Data provided
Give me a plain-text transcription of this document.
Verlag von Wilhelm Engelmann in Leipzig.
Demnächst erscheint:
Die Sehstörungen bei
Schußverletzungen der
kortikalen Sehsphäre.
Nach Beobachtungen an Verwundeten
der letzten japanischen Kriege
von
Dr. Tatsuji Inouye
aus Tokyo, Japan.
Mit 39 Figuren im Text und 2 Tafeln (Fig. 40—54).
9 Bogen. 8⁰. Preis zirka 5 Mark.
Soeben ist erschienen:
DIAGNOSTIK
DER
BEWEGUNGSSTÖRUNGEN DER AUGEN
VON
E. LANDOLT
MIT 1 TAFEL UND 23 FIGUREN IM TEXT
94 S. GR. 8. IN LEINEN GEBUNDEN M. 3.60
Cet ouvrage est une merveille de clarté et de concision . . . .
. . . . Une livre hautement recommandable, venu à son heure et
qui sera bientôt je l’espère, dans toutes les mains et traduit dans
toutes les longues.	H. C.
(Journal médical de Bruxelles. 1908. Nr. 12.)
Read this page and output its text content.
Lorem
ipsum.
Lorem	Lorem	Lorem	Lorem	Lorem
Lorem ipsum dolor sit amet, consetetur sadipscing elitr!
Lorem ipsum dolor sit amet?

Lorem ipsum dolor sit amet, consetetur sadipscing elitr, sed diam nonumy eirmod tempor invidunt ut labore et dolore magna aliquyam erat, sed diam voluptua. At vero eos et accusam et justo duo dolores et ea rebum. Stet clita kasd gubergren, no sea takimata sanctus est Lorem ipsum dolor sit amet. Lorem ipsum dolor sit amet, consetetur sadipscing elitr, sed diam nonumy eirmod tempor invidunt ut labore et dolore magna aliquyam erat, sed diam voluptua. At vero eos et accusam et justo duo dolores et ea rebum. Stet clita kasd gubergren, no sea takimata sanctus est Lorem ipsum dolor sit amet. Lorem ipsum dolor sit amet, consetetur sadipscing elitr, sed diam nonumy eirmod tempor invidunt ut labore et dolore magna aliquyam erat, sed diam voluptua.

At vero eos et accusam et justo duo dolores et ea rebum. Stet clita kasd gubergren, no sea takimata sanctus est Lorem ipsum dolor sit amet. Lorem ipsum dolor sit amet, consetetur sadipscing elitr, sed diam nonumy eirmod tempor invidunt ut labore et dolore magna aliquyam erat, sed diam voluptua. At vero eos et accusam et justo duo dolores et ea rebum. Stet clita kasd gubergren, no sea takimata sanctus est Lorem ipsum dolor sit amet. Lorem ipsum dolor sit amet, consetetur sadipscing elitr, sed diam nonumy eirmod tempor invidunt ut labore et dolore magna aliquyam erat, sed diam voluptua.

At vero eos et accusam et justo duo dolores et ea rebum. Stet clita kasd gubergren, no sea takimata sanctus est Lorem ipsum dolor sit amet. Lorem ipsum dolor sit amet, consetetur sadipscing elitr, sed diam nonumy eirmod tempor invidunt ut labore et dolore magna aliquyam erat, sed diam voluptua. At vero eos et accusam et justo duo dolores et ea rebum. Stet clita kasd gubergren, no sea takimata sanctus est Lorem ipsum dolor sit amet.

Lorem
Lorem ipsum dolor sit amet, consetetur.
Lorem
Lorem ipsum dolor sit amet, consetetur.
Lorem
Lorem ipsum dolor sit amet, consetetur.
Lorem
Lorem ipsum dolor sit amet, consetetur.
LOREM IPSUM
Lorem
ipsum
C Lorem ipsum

Exercise directions
Set all of the records down again, exactly as they stand.

Exercise solution
Give me a plain-text transcription of this document.
Verlag von Wilhelm Engelmann in Leipzig.
Demnächst erscheint:
Die Sehstörungen bei
Schußverletzungen der
kortikalen Sehsphäre.
Nach Beobachtungen an Verwundeten
der letzten japanischen Kriege
von
Dr. Tatsuji Inouye
aus Tokyo, Japan.
Mit 39 Figuren im Text und 2 Tafeln (Fig. 40—54).
9 Bogen. 8⁰. Preis zirka 5 Mark.
Soeben ist erschienen:
DIAGNOSTIK
DER
BEWEGUNGSSTÖRUNGEN DER AUGEN
VON
E. LANDOLT
MIT 1 TAFEL UND 23 FIGUREN IM TEXT
94 S. GR. 8. IN LEINEN GEBUNDEN M. 3.60
Cet ouvrage est une merveille de clarté et de concision . . . .
. . . . Une livre hautement recommandable, venu à son heure et
qui sera bientôt je l’espère, dans toutes les mains et traduit dans
toutes les longues.	H. C.
(Journal médical de Bruxelles. 1908. Nr. 12.)
Read this page and output its text content.
Lorem
ipsum.
Lorem	Lorem	Lorem	Lorem	Lorem
Lorem ipsum dolor sit amet, consetetur sadipscing elitr!
Lorem ipsum dolor sit amet?

Lorem ipsum dolor sit amet, consetetur sadipscing elitr, sed diam nonumy eirmod tempor invidunt ut labore et dolore magna aliquyam erat, sed diam voluptua. At vero eos et accusam et justo duo dolores et ea rebum. Stet clita kasd gubergren, no sea takimata sanctus est Lorem ipsum dolor sit amet. Lorem ipsum dolor sit amet, consetetur sadipscing elitr, sed diam nonumy eirmod tempor invidunt ut labore et dolore magna aliquyam erat, sed diam voluptua. At vero eos et accusam et justo duo dolores et ea rebum. Stet clita kasd gubergren, no sea takimata sanctus est Lorem ipsum dolor sit amet. Lorem ipsum dolor sit amet, consetetur sadipscing elitr, sed diam nonumy eirmod tempor invidunt ut labore et dolore magna aliquyam erat, sed diam voluptua.

At vero eos et accusam et justo duo dolores et ea rebum. Stet clita kasd gubergren, no sea takimata sanctus est Lorem ipsum dolor sit amet. Lorem ipsum dolor sit amet, consetetur sadipscing elitr, sed diam nonumy eirmod tempor invidunt ut labore et dolore magna aliquyam erat, sed diam voluptua. At vero eos et accusam et justo duo dolores et ea rebum. Stet clita kasd gubergren, no sea takimata sanctus est Lorem ipsum dolor sit amet. Lorem ipsum dolor sit amet, consetetur sadipscing elitr, sed diam nonumy eirmod tempor invidunt ut labore et dolore magna aliquyam erat, sed diam voluptua.

At vero eos et accusam et justo duo dolores et ea rebum. Stet clita kasd gubergren, no sea takimata sanctus est Lorem ipsum dolor sit amet. Lorem ipsum dolor sit amet, consetetur sadipscing elitr, sed diam nonumy eirmod tempor invidunt ut labore et dolore magna aliquyam erat, sed diam voluptua. At vero eos et accusam et justo duo dolores et ea rebum. Stet clita kasd gubergren, no sea takimata sanctus est Lorem ipsum dolor sit amet.

Lorem
Lorem ipsum dolor sit amet, consetetur.
Lorem
Lorem ipsum dolor sit amet, consetetur.
Lorem
Lorem ipsum dolor sit amet, consetetur.
Lorem
Lorem ipsum dolor sit amet, consetetur.
LOREM IPSUM
Lorem
ipsum
C Lorem ipsum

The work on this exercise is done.